# WORK REQUIRED
Your task is to extract every line from the material below exactly.

# MATERIAL SHOWN

═══

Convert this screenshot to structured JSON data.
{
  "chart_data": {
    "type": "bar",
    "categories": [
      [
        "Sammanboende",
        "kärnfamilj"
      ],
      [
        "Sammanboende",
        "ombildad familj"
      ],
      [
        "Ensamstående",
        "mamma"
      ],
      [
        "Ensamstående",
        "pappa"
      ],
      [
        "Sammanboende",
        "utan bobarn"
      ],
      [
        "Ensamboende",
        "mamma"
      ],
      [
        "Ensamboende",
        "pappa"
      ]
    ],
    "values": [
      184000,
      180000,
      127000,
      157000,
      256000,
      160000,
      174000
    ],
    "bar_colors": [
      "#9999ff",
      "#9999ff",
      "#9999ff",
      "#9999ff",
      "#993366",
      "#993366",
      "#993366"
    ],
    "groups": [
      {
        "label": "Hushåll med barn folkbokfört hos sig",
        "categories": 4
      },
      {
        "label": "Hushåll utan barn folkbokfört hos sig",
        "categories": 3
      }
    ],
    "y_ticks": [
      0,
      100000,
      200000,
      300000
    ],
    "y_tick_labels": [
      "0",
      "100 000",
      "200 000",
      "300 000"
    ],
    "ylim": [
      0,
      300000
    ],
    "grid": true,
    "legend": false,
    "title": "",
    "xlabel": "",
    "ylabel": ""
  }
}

═══

# RESULT OF THE EXERCISE
Convert this screenshot to structured JSON data.
{
  "chart_data": {
    "type": "bar",
    "categories": [
      [
        "Sammanboende",
        "kärnfamilj"
      ],
      [
        "Sammanboende",
        "ombildad familj"
      ],
      [
        "Ensamstående",
        "mamma"
      ],
      [
        "Ensamstående",
        "pappa"
      ],
      [
        "Sammanboende",
        "utan bobarn"
      ],
      [
        "Ensamboende",
        "mamma"
      ],
      [
        "Ensamboende",
        "pappa"
      ]
    ],
    "values": [
      184000,
      180000,
      127000,
      157000,
      256000,
      160000,
      174000
    ],
    "bar_colors": [
      "#9999ff",
      "#9999ff",
      "#9999ff",
      "#9999ff",
      "#993366",
      "#993366",
      "#993366"
    ],
    "groups": [
      {
        "label": "Hushåll med barn folkbokfört hos sig",
        "categories": 4
      },
      {
        "label": "Hushåll utan barn folkbokfört hos sig",
        "categories": 3
      }
    ],
    "y_ticks": [
      0,
      100000,
      200000,
      300000
    ],
    "y_tick_labels": [
      "0",
      "100 000",
      "200 000",
      "300 000"
    ],
    "ylim": [
      0,
      300000
    ],
    "grid": true,
    "legend": false,
    "title": "",
    "xlabel": "",
    "ylabel": ""
  }
}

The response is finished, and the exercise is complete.